What you have to do:
Can you reproduce the items below verbatim, beginning at the line that contains "area-code-cell-text: 38576 [761,594,819,620]" and stopping after the line that contains "district-name-cell-line: Романовского района"?

Records supplied:

= = =

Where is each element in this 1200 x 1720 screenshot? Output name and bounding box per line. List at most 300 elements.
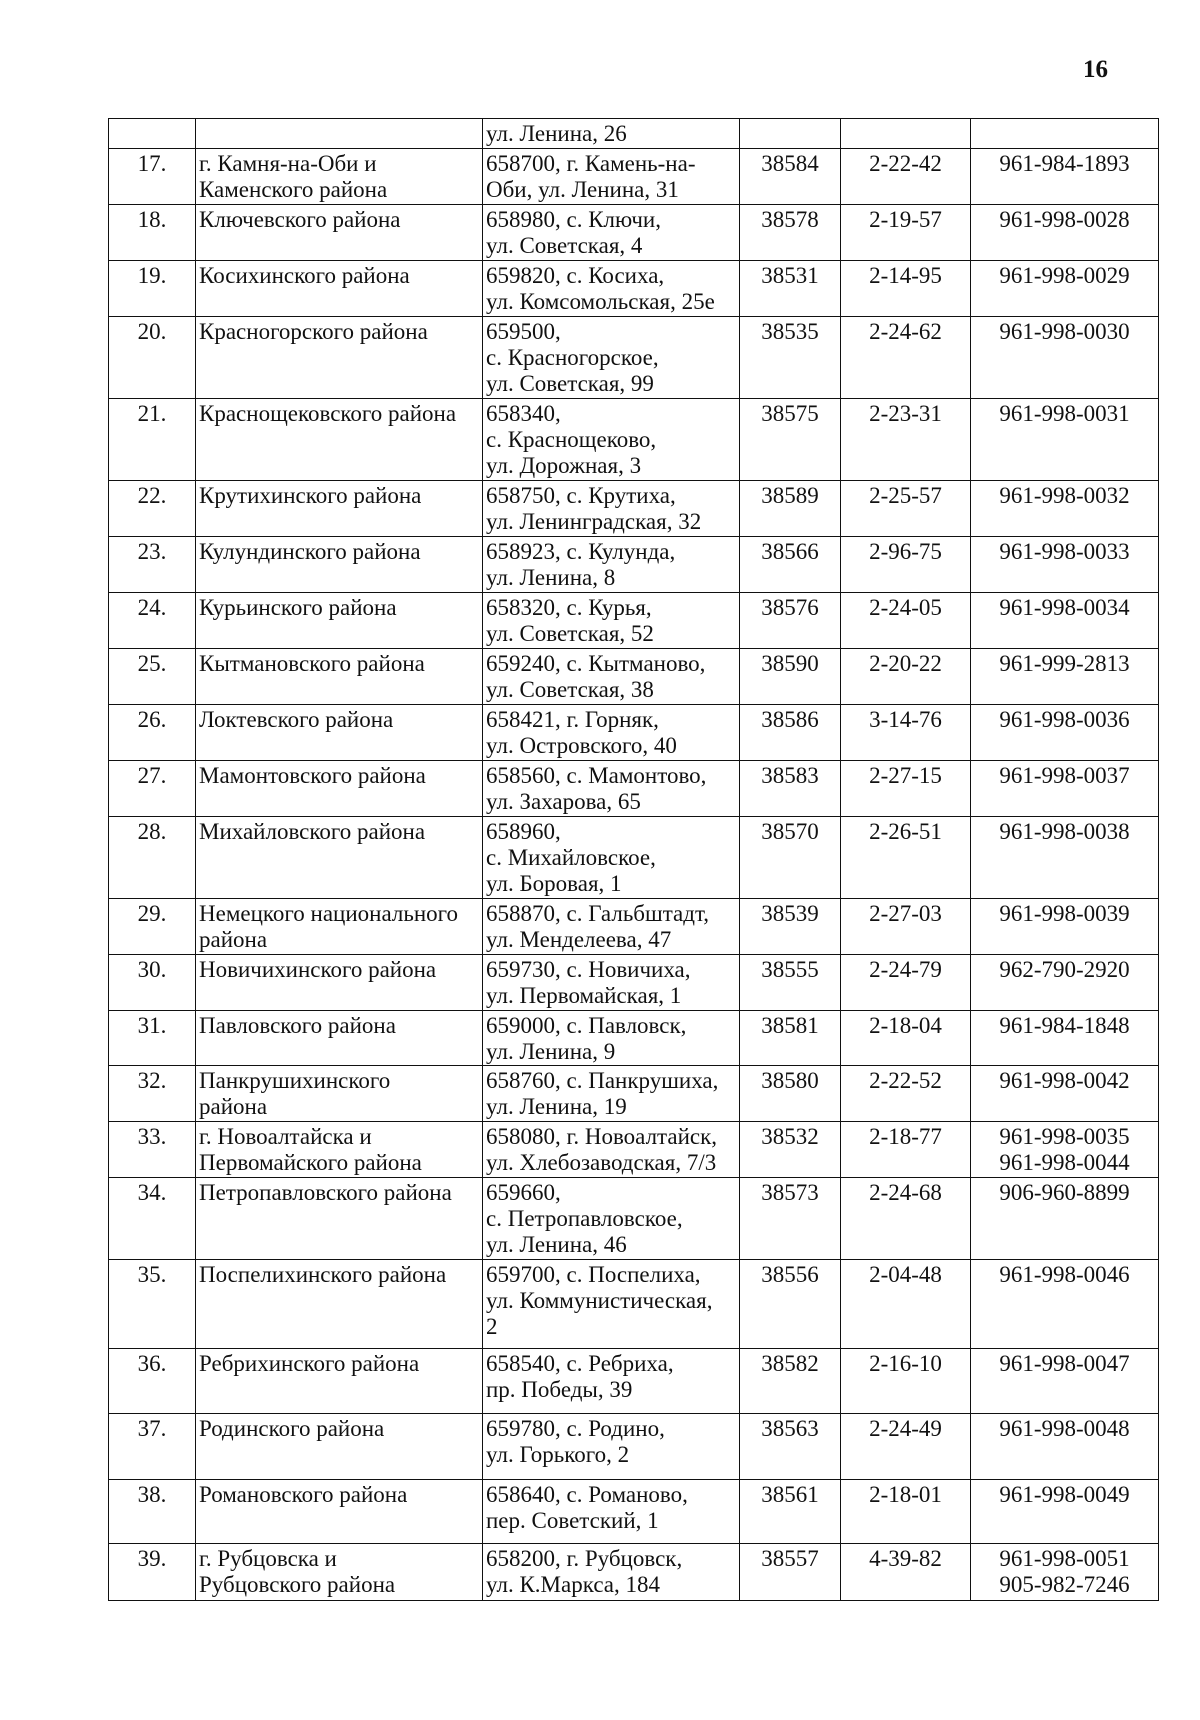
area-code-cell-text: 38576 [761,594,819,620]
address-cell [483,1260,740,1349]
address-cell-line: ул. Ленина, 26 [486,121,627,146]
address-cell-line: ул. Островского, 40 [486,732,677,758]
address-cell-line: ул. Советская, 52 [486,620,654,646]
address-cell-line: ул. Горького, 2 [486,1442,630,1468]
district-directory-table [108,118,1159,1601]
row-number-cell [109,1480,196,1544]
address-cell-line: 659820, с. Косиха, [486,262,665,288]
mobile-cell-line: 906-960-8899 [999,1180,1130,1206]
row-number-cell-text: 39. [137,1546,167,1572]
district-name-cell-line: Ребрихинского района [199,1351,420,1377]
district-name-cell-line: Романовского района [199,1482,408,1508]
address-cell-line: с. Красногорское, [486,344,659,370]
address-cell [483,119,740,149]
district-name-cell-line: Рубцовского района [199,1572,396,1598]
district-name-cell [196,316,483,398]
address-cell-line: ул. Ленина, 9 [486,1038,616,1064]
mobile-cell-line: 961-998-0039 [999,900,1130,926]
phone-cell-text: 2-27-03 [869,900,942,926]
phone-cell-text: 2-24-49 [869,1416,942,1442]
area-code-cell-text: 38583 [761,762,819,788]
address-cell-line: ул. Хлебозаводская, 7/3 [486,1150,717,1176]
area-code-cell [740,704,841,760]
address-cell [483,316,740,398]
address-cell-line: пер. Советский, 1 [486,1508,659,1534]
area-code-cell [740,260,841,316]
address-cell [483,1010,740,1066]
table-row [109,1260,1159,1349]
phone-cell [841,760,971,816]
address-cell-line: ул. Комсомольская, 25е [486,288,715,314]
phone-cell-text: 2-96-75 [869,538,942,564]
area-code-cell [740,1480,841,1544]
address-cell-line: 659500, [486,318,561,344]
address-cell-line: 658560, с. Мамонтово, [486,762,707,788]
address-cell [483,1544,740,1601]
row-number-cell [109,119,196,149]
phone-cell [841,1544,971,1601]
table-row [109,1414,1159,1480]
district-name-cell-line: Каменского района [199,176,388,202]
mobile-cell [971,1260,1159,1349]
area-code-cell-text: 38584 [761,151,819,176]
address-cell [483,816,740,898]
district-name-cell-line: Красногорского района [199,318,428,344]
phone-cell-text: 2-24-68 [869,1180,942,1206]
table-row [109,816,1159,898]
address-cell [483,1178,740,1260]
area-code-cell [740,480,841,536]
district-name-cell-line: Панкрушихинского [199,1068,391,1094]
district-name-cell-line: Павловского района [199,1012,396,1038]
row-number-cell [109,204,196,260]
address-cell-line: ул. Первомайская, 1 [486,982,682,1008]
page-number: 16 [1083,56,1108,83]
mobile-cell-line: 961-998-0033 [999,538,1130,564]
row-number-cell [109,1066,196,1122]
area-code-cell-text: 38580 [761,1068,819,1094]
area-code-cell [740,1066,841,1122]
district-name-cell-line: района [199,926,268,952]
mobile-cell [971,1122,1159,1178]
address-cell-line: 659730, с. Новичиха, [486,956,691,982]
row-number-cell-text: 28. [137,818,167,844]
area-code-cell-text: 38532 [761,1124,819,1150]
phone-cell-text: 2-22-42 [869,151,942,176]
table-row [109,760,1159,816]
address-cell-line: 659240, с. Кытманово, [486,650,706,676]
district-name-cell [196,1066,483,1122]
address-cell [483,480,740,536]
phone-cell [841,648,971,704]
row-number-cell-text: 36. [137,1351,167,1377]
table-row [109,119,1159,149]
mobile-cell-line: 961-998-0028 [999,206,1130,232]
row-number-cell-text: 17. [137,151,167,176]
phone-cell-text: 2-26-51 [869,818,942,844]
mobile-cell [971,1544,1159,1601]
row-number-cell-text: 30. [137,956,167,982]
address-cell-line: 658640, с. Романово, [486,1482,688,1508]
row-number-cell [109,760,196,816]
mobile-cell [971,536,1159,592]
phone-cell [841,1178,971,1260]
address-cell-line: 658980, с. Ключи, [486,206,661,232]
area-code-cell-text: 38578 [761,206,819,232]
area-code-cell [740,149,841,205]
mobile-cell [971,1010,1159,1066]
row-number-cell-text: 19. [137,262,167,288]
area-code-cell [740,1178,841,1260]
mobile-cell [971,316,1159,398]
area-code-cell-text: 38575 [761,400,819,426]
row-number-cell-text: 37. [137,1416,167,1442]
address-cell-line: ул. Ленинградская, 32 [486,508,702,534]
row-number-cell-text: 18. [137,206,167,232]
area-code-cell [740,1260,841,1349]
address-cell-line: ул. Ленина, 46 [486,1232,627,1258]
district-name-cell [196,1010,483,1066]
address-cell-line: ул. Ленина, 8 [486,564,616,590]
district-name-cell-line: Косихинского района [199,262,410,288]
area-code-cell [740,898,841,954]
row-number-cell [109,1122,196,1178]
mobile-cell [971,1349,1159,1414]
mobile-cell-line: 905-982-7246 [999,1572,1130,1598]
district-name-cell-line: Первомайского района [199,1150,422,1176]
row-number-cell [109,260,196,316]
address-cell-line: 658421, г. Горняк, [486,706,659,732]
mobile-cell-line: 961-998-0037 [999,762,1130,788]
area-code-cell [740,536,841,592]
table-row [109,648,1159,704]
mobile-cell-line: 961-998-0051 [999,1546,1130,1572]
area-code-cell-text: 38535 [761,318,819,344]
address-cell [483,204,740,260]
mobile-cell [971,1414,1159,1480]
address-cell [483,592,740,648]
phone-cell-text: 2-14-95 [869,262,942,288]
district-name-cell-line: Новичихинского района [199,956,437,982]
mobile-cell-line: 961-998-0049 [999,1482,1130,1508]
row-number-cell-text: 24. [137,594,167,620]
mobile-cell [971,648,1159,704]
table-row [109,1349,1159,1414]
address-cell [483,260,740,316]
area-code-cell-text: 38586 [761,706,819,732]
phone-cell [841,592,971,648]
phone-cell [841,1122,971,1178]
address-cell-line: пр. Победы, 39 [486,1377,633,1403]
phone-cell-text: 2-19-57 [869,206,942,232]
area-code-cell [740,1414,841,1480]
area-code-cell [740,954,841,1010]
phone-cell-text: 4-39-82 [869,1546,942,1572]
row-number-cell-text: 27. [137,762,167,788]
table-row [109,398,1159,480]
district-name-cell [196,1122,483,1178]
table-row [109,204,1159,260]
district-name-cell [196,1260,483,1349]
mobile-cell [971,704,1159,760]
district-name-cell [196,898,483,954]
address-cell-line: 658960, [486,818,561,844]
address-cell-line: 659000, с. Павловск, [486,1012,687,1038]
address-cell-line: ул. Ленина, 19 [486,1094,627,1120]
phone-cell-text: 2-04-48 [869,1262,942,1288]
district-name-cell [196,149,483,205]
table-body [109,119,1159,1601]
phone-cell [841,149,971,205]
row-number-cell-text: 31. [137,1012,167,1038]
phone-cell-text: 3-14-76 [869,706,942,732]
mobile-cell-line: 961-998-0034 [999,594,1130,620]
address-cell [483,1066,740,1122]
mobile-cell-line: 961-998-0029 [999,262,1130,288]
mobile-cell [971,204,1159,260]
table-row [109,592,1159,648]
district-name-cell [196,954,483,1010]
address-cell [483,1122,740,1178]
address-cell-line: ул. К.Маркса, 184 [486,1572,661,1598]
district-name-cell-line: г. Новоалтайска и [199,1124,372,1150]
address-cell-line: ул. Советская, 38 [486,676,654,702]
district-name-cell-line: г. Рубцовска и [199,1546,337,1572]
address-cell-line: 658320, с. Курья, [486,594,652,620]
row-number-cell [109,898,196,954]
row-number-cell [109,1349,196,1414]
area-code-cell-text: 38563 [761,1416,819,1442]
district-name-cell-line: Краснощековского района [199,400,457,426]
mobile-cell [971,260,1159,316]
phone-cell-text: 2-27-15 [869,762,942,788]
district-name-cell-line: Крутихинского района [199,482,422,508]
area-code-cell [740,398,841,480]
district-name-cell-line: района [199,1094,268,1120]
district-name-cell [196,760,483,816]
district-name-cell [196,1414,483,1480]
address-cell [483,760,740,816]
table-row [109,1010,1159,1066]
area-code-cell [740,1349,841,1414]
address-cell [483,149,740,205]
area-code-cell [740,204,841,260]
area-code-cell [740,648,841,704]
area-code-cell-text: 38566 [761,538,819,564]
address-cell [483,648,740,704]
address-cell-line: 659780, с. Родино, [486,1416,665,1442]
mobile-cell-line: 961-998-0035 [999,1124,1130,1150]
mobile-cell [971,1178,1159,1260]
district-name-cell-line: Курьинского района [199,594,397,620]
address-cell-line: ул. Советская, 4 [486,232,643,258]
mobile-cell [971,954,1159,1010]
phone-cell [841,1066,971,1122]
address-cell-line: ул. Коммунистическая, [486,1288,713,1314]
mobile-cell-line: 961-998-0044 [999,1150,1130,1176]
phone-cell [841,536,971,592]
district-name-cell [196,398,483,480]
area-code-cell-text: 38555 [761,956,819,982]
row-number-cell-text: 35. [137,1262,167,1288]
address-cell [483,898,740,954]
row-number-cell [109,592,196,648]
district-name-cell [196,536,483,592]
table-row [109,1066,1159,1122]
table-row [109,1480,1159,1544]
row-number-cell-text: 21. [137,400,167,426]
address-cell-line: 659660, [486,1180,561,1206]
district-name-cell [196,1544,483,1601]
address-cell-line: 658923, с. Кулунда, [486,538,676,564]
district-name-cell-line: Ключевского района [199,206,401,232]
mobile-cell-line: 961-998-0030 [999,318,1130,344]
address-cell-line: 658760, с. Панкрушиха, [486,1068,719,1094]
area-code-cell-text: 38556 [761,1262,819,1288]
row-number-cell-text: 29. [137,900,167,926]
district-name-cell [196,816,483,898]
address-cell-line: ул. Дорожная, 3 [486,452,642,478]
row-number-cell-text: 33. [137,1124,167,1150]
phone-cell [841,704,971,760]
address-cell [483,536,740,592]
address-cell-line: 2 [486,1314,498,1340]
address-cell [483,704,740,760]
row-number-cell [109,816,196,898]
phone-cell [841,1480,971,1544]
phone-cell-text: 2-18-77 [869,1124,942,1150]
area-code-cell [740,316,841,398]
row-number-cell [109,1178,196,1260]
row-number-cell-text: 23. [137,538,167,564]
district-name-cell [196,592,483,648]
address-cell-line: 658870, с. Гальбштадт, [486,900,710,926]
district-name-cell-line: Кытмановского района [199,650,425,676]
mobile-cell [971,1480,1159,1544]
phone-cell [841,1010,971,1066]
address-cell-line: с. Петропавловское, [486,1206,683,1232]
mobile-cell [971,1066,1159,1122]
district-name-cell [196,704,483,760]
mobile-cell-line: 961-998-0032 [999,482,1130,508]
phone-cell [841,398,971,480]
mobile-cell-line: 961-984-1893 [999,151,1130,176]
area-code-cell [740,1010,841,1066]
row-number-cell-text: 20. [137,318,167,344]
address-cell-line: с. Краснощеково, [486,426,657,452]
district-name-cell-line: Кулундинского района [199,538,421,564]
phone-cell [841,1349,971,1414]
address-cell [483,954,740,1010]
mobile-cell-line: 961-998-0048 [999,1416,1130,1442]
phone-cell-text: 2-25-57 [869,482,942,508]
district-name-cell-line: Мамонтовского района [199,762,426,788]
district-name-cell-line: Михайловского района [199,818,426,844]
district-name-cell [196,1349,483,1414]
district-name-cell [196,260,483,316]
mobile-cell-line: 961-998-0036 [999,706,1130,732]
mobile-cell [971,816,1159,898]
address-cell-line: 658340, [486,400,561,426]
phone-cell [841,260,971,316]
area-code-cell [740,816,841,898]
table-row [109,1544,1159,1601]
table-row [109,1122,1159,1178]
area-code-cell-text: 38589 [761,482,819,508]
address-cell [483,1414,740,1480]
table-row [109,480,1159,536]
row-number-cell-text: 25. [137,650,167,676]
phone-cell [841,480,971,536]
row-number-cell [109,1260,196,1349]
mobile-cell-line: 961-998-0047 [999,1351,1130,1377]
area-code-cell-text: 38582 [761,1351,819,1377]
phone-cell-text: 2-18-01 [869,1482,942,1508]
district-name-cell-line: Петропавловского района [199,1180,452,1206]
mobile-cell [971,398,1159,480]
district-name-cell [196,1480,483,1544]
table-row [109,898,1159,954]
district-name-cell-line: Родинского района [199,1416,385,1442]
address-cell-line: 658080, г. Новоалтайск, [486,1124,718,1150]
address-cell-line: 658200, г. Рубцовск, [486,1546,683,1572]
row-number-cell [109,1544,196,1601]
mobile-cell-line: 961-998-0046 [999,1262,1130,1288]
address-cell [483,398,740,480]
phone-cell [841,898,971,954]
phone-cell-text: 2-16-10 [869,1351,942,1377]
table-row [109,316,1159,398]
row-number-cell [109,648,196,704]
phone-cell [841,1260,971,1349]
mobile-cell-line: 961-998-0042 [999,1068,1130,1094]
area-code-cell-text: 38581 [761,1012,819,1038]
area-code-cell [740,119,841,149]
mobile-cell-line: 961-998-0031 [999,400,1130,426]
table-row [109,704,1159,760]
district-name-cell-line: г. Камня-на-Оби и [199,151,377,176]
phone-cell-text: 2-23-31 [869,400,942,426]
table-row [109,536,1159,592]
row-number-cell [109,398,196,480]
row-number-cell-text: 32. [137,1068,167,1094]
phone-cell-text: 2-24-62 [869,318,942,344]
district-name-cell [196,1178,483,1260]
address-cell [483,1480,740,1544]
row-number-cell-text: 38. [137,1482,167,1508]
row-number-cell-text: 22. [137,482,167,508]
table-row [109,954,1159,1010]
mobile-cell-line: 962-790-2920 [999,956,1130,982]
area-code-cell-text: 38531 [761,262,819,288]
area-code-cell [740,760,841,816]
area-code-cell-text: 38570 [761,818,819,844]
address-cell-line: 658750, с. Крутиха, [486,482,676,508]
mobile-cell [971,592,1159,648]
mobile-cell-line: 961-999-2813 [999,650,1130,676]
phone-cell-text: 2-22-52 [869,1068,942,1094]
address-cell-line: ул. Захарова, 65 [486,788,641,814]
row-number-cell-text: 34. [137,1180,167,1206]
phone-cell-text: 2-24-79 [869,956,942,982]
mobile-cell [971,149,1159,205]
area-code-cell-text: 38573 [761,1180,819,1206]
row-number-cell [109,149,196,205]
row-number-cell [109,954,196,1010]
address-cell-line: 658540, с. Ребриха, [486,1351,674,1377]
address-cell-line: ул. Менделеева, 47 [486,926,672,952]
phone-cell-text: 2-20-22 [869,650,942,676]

= = =

Answer in full:
area-code-cell-text: 38576 [761,594,819,620]
address-cell [483,1260,740,1349]
address-cell-line: ул. Ленина, 26 [486,121,627,146]
address-cell-line: ул. Островского, 40 [486,732,677,758]
address-cell-line: ул. Советская, 52 [486,620,654,646]
address-cell-line: ул. Горького, 2 [486,1442,630,1468]
district-directory-table [108,118,1159,1601]
row-number-cell [109,1480,196,1544]
address-cell-line: 659820, с. Косиха, [486,262,665,288]
mobile-cell-line: 906-960-8899 [999,1180,1130,1206]
row-number-cell-text: 39. [137,1546,167,1572]
district-name-cell-line: Ребрихинского района [199,1351,420,1377]
district-name-cell-line: Романовского района [199,1482,408,1508]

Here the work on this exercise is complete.